(SHORT TASK) Will you output the entries below exactly, skipping every image they contain?

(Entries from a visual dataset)
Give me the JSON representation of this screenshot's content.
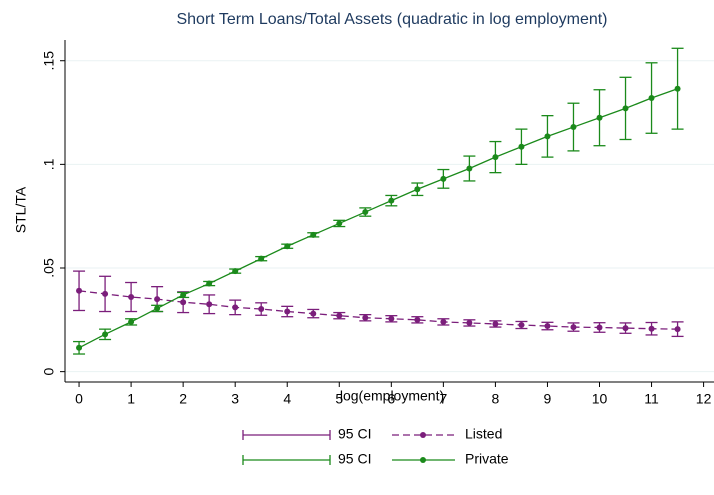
{
  "chart_data": {
    "type": "line",
    "title": "Short Term Loans/Total Assets (quadratic in log employment)",
    "xlabel": "log(employment)",
    "ylabel": "STL/TA",
    "x": [
      0,
      0.5,
      1,
      1.5,
      2,
      2.5,
      3,
      3.5,
      4,
      4.5,
      5,
      5.5,
      6,
      6.5,
      7,
      7.5,
      8,
      8.5,
      9,
      9.5,
      10,
      10.5,
      11,
      11.5
    ],
    "series": [
      {
        "name": "Listed",
        "ci_name": "95 CI",
        "color": "#7b1e7b",
        "dash": true,
        "values": [
          0.039,
          0.0375,
          0.036,
          0.035,
          0.0335,
          0.0325,
          0.031,
          0.0302,
          0.029,
          0.028,
          0.027,
          0.026,
          0.0255,
          0.025,
          0.024,
          0.0235,
          0.023,
          0.0225,
          0.022,
          0.0215,
          0.0213,
          0.021,
          0.0207,
          0.0205
        ],
        "errors": [
          0.0095,
          0.0085,
          0.007,
          0.006,
          0.005,
          0.0045,
          0.0035,
          0.003,
          0.0025,
          0.002,
          0.0015,
          0.0015,
          0.0015,
          0.0015,
          0.0015,
          0.0015,
          0.0015,
          0.0017,
          0.0018,
          0.002,
          0.0023,
          0.0025,
          0.003,
          0.0035
        ]
      },
      {
        "name": "Private",
        "ci_name": "95 CI",
        "color": "#1b8a1b",
        "dash": false,
        "values": [
          0.0115,
          0.018,
          0.024,
          0.0305,
          0.037,
          0.0425,
          0.0485,
          0.0545,
          0.0605,
          0.066,
          0.0715,
          0.077,
          0.0825,
          0.088,
          0.093,
          0.098,
          0.1035,
          0.1085,
          0.1135,
          0.118,
          0.1225,
          0.127,
          0.132,
          0.1365
        ],
        "errors": [
          0.003,
          0.0025,
          0.0015,
          0.0015,
          0.0012,
          0.001,
          0.001,
          0.001,
          0.001,
          0.001,
          0.0015,
          0.002,
          0.0025,
          0.003,
          0.0045,
          0.006,
          0.0075,
          0.0085,
          0.01,
          0.0115,
          0.0135,
          0.015,
          0.017,
          0.0195
        ]
      }
    ],
    "xlim": [
      -0.27,
      12.2
    ],
    "ylim": [
      -0.005,
      0.16
    ],
    "xticks": [
      0,
      1,
      2,
      3,
      4,
      5,
      6,
      7,
      8,
      9,
      10,
      11,
      12
    ],
    "yticks": [
      0,
      {
        "value": 0.05,
        "label": ".05"
      },
      {
        "value": 0.1,
        "label": ".1"
      },
      {
        "value": 0.15,
        "label": ".15"
      }
    ],
    "grid": true,
    "legend": "bottom"
  }
}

(ANSWER TO THE TASK)
Give me the JSON representation of this screenshot's content.
{
  "chart_data": {
    "type": "line",
    "title": "Short Term Loans/Total Assets (quadratic in log employment)",
    "xlabel": "log(employment)",
    "ylabel": "STL/TA",
    "x": [
      0,
      0.5,
      1,
      1.5,
      2,
      2.5,
      3,
      3.5,
      4,
      4.5,
      5,
      5.5,
      6,
      6.5,
      7,
      7.5,
      8,
      8.5,
      9,
      9.5,
      10,
      10.5,
      11,
      11.5
    ],
    "series": [
      {
        "name": "Listed",
        "ci_name": "95 CI",
        "color": "#7b1e7b",
        "dash": true,
        "values": [
          0.039,
          0.0375,
          0.036,
          0.035,
          0.0335,
          0.0325,
          0.031,
          0.0302,
          0.029,
          0.028,
          0.027,
          0.026,
          0.0255,
          0.025,
          0.024,
          0.0235,
          0.023,
          0.0225,
          0.022,
          0.0215,
          0.0213,
          0.021,
          0.0207,
          0.0205
        ],
        "errors": [
          0.0095,
          0.0085,
          0.007,
          0.006,
          0.005,
          0.0045,
          0.0035,
          0.003,
          0.0025,
          0.002,
          0.0015,
          0.0015,
          0.0015,
          0.0015,
          0.0015,
          0.0015,
          0.0015,
          0.0017,
          0.0018,
          0.002,
          0.0023,
          0.0025,
          0.003,
          0.0035
        ]
      },
      {
        "name": "Private",
        "ci_name": "95 CI",
        "color": "#1b8a1b",
        "dash": false,
        "values": [
          0.0115,
          0.018,
          0.024,
          0.0305,
          0.037,
          0.0425,
          0.0485,
          0.0545,
          0.0605,
          0.066,
          0.0715,
          0.077,
          0.0825,
          0.088,
          0.093,
          0.098,
          0.1035,
          0.1085,
          0.1135,
          0.118,
          0.1225,
          0.127,
          0.132,
          0.1365
        ],
        "errors": [
          0.003,
          0.0025,
          0.0015,
          0.0015,
          0.0012,
          0.001,
          0.001,
          0.001,
          0.001,
          0.001,
          0.0015,
          0.002,
          0.0025,
          0.003,
          0.0045,
          0.006,
          0.0075,
          0.0085,
          0.01,
          0.0115,
          0.0135,
          0.015,
          0.017,
          0.0195
        ]
      }
    ],
    "xlim": [
      -0.27,
      12.2
    ],
    "ylim": [
      -0.005,
      0.16
    ],
    "xticks": [
      0,
      1,
      2,
      3,
      4,
      5,
      6,
      7,
      8,
      9,
      10,
      11,
      12
    ],
    "yticks": [
      0,
      {
        "value": 0.05,
        "label": ".05"
      },
      {
        "value": 0.1,
        "label": ".1"
      },
      {
        "value": 0.15,
        "label": ".15"
      }
    ],
    "grid": true,
    "legend": "bottom"
  }
}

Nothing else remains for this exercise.